■ SUPPLIED RECORDS:

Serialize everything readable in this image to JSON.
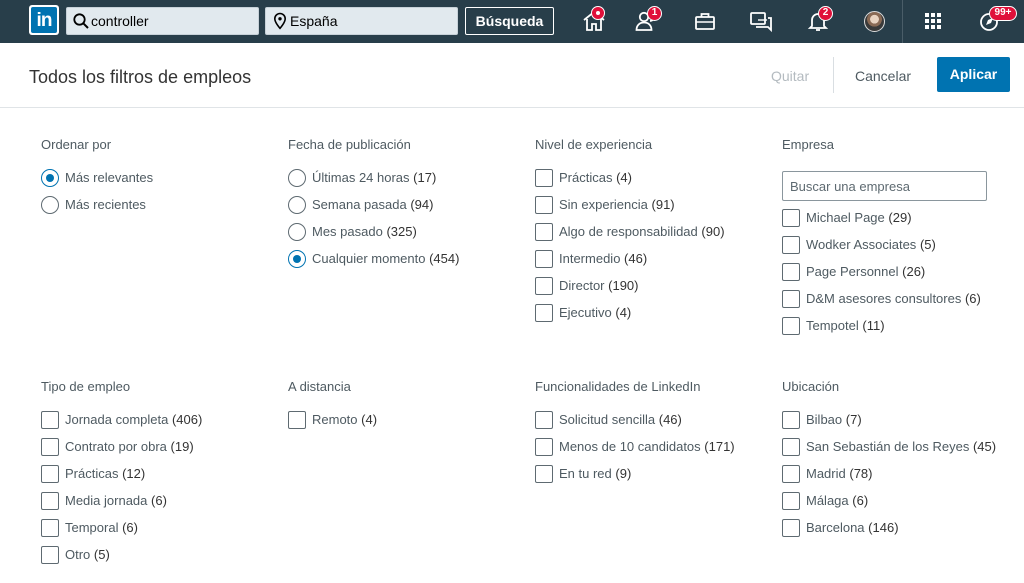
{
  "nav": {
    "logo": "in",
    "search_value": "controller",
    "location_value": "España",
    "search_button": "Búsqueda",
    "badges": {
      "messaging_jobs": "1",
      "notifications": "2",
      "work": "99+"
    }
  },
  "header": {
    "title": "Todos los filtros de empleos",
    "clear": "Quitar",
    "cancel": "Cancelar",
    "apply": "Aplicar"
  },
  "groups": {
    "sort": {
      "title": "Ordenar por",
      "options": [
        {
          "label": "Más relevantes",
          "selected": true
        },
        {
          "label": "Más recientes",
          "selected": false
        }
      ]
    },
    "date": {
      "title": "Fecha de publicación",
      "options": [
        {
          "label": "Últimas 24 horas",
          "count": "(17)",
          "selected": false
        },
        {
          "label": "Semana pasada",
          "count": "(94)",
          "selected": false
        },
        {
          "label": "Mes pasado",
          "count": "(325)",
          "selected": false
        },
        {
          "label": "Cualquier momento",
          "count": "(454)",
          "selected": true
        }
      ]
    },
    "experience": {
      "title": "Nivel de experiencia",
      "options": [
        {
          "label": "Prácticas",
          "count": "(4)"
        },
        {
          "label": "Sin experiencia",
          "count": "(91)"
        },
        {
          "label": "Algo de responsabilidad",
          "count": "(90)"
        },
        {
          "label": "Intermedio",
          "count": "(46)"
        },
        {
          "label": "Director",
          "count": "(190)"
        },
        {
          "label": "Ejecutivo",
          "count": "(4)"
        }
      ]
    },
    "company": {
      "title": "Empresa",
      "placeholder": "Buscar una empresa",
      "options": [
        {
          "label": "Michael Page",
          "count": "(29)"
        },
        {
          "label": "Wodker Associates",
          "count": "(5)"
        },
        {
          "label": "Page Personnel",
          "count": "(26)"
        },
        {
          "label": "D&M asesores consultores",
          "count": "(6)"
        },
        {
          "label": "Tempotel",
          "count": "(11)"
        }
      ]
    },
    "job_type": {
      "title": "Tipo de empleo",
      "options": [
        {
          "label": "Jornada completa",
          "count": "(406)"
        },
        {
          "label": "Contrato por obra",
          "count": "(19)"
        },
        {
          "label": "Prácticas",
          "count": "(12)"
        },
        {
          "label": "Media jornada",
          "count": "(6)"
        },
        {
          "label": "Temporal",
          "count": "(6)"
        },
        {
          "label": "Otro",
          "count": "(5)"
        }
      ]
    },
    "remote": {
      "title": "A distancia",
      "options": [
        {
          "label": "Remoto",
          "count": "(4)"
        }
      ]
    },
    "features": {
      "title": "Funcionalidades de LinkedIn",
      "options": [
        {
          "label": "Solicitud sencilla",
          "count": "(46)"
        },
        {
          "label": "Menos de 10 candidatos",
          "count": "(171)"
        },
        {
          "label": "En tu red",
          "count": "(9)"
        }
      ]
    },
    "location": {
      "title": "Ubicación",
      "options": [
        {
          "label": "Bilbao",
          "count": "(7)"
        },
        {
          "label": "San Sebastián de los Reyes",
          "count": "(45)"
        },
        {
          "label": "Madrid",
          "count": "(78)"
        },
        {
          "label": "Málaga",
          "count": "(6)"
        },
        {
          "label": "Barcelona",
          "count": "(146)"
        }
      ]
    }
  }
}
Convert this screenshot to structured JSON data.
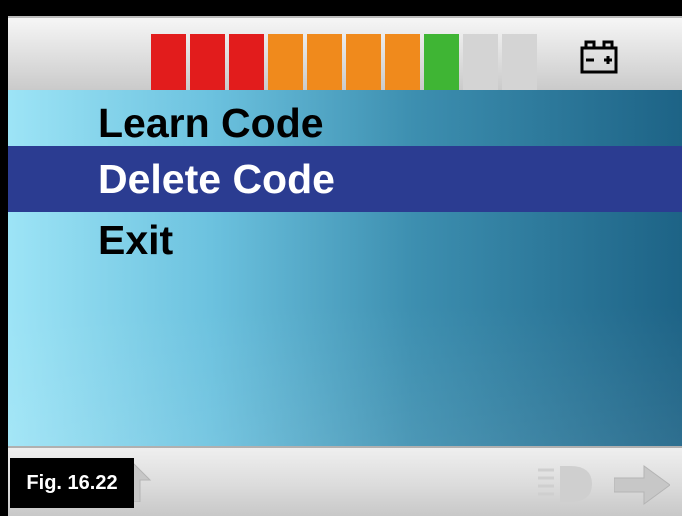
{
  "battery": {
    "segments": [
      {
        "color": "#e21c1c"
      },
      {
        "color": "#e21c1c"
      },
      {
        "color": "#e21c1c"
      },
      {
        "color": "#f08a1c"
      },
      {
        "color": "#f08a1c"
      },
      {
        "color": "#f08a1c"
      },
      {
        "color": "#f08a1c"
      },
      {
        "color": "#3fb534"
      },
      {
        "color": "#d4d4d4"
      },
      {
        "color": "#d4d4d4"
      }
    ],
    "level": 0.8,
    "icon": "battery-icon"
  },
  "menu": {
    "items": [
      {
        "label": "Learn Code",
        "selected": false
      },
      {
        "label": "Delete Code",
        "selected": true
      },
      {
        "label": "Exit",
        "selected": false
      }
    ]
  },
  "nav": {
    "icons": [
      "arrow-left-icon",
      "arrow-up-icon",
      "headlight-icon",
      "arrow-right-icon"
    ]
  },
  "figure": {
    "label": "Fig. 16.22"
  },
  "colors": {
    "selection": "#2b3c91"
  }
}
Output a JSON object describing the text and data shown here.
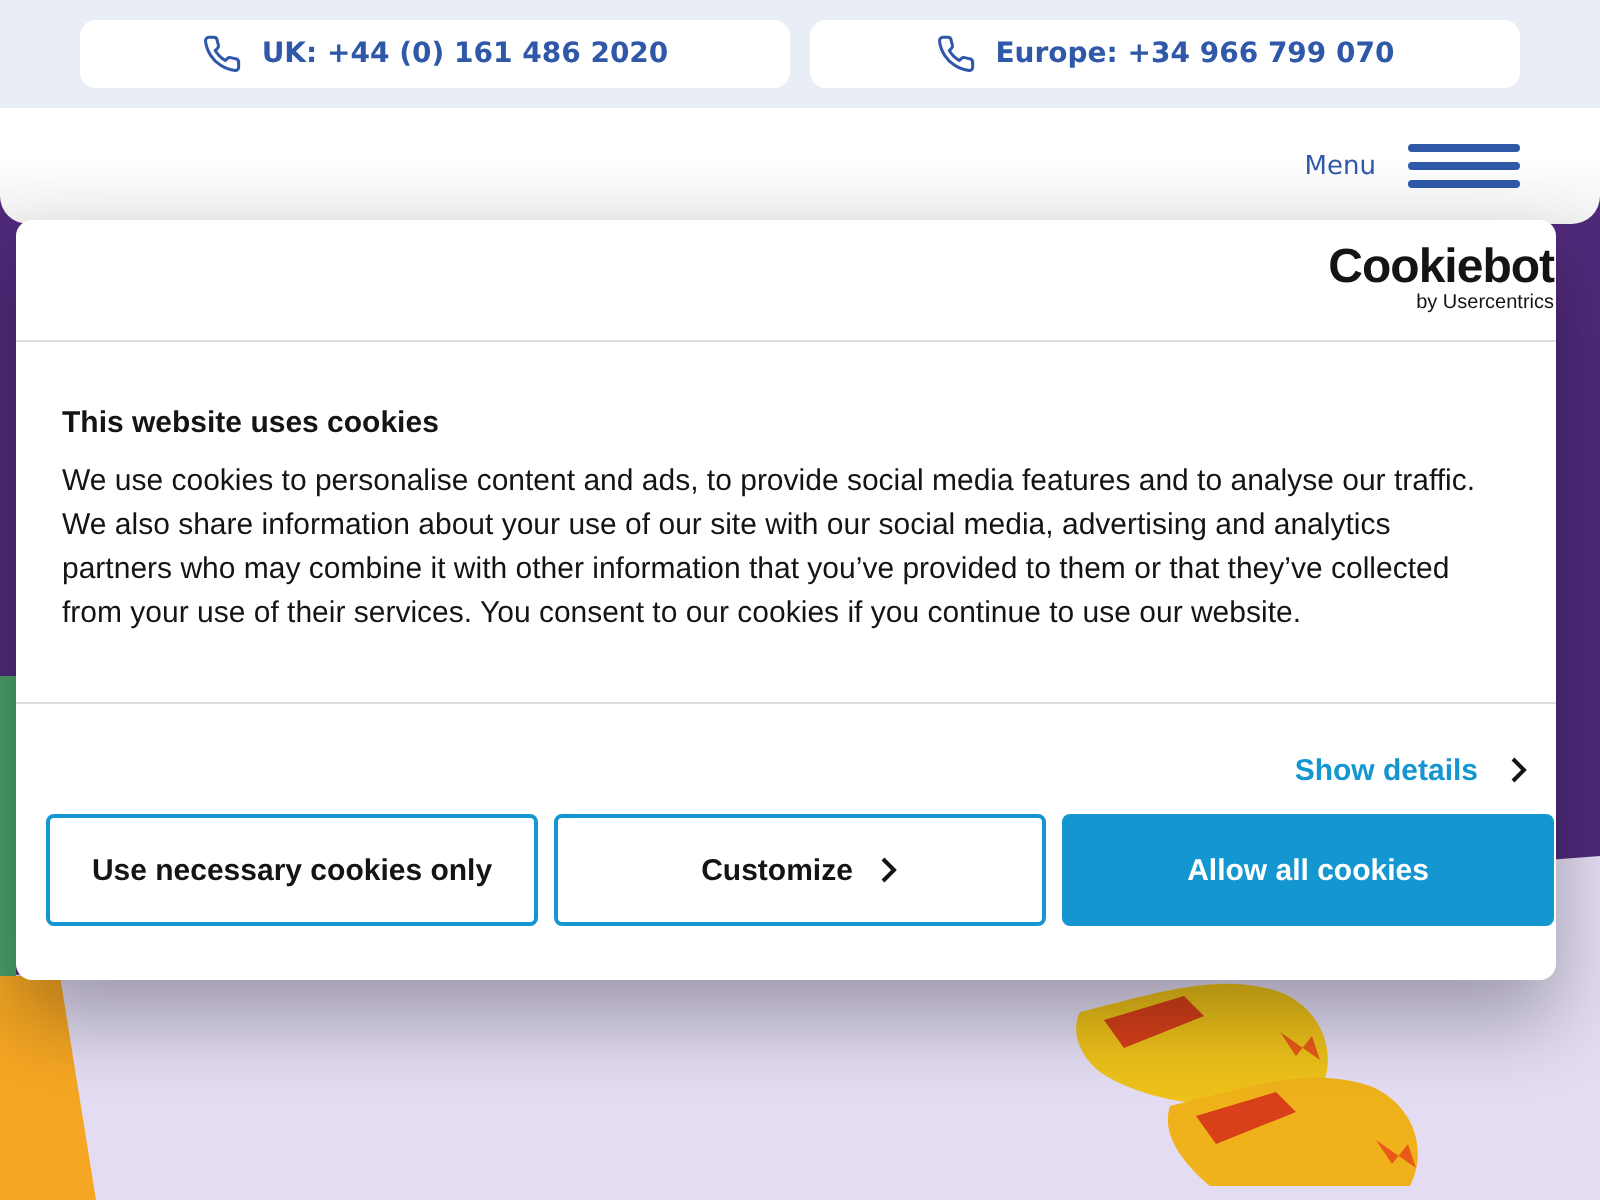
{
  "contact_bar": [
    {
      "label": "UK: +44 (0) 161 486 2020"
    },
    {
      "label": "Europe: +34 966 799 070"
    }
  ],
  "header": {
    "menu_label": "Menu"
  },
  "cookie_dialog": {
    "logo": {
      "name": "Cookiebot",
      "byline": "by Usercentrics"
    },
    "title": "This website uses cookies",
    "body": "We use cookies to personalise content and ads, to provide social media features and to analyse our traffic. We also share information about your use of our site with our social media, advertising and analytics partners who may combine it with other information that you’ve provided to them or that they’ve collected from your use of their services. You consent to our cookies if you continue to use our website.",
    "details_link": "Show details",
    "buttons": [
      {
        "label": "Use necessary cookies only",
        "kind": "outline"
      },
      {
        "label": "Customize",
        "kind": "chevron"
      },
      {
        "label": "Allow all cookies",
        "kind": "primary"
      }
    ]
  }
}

■ WHAT THE EXERCISE ASKS: Output a faithful copy of the data, with each picture left out.

■ TASK OUTPUT:
Serialize everything readable in this image to JSON.
{
  "nav": {
    "logo": "in",
    "search_value": "controller",
    "location_value": "España",
    "search_button": "Búsqueda",
    "badges": {
      "messaging_jobs": "1",
      "notifications": "2",
      "work": "99+"
    }
  },
  "header": {
    "title": "Todos los filtros de empleos",
    "clear": "Quitar",
    "cancel": "Cancelar",
    "apply": "Aplicar"
  },
  "groups": {
    "sort": {
      "title": "Ordenar por",
      "options": [
        {
          "label": "Más relevantes",
          "selected": true
        },
        {
          "label": "Más recientes",
          "selected": false
        }
      ]
    },
    "date": {
      "title": "Fecha de publicación",
      "options": [
        {
          "label": "Últimas 24 horas",
          "count": "(17)",
          "selected": false
        },
        {
          "label": "Semana pasada",
          "count": "(94)",
          "selected": false
        },
        {
          "label": "Mes pasado",
          "count": "(325)",
          "selected": false
        },
        {
          "label": "Cualquier momento",
          "count": "(454)",
          "selected": true
        }
      ]
    },
    "experience": {
      "title": "Nivel de experiencia",
      "options": [
        {
          "label": "Prácticas",
          "count": "(4)"
        },
        {
          "label": "Sin experiencia",
          "count": "(91)"
        },
        {
          "label": "Algo de responsabilidad",
          "count": "(90)"
        },
        {
          "label": "Intermedio",
          "count": "(46)"
        },
        {
          "label": "Director",
          "count": "(190)"
        },
        {
          "label": "Ejecutivo",
          "count": "(4)"
        }
      ]
    },
    "company": {
      "title": "Empresa",
      "placeholder": "Buscar una empresa",
      "options": [
        {
          "label": "Michael Page",
          "count": "(29)"
        },
        {
          "label": "Wodker Associates",
          "count": "(5)"
        },
        {
          "label": "Page Personnel",
          "count": "(26)"
        },
        {
          "label": "D&M asesores consultores",
          "count": "(6)"
        },
        {
          "label": "Tempotel",
          "count": "(11)"
        }
      ]
    },
    "job_type": {
      "title": "Tipo de empleo",
      "options": [
        {
          "label": "Jornada completa",
          "count": "(406)"
        },
        {
          "label": "Contrato por obra",
          "count": "(19)"
        },
        {
          "label": "Prácticas",
          "count": "(12)"
        },
        {
          "label": "Media jornada",
          "count": "(6)"
        },
        {
          "label": "Temporal",
          "count": "(6)"
        },
        {
          "label": "Otro",
          "count": "(5)"
        }
      ]
    },
    "remote": {
      "title": "A distancia",
      "options": [
        {
          "label": "Remoto",
          "count": "(4)"
        }
      ]
    },
    "features": {
      "title": "Funcionalidades de LinkedIn",
      "options": [
        {
          "label": "Solicitud sencilla",
          "count": "(46)"
        },
        {
          "label": "Menos de 10 candidatos",
          "count": "(171)"
        },
        {
          "label": "En tu red",
          "count": "(9)"
        }
      ]
    },
    "location": {
      "title": "Ubicación",
      "options": [
        {
          "label": "Bilbao",
          "count": "(7)"
        },
        {
          "label": "San Sebastián de los Reyes",
          "count": "(45)"
        },
        {
          "label": "Madrid",
          "count": "(78)"
        },
        {
          "label": "Málaga",
          "count": "(6)"
        },
        {
          "label": "Barcelona",
          "count": "(146)"
        }
      ]
    }
  }
}
Convert this screenshot to structured JSON data.
{
  "battery": {
    "segments": [
      {
        "color": "#e21c1c"
      },
      {
        "color": "#e21c1c"
      },
      {
        "color": "#e21c1c"
      },
      {
        "color": "#f08a1c"
      },
      {
        "color": "#f08a1c"
      },
      {
        "color": "#f08a1c"
      },
      {
        "color": "#f08a1c"
      },
      {
        "color": "#3fb534"
      },
      {
        "color": "#d4d4d4"
      },
      {
        "color": "#d4d4d4"
      }
    ],
    "level": 0.8,
    "icon": "battery-icon"
  },
  "menu": {
    "items": [
      {
        "label": "Learn Code",
        "selected": false
      },
      {
        "label": "Delete Code",
        "selected": true
      },
      {
        "label": "Exit",
        "selected": false
      }
    ]
  },
  "nav": {
    "icons": [
      "arrow-left-icon",
      "arrow-up-icon",
      "headlight-icon",
      "arrow-right-icon"
    ]
  },
  "figure": {
    "label": "Fig. 16.22"
  },
  "colors": {
    "selection": "#2b3c91"
  }
}
Output a JSON object describing the text and data shown here.
{
  "contact_bar": [
    {
      "label": "UK: +44 (0) 161 486 2020"
    },
    {
      "label": "Europe: +34 966 799 070"
    }
  ],
  "header": {
    "menu_label": "Menu"
  },
  "cookie_dialog": {
    "logo": {
      "name": "Cookiebot",
      "byline": "by Usercentrics"
    },
    "title": "This website uses cookies",
    "body": "We use cookies to personalise content and ads, to provide social media features and to analyse our traffic. We also share information about your use of our site with our social media, advertising and analytics partners who may combine it with other information that you’ve provided to them or that they’ve collected from your use of their services. You consent to our cookies if you continue to use our website.",
    "details_link": "Show details",
    "buttons": [
      {
        "label": "Use necessary cookies only",
        "kind": "outline"
      },
      {
        "label": "Customize",
        "kind": "chevron"
      },
      {
        "label": "Allow all cookies",
        "kind": "primary"
      }
    ]
  }
}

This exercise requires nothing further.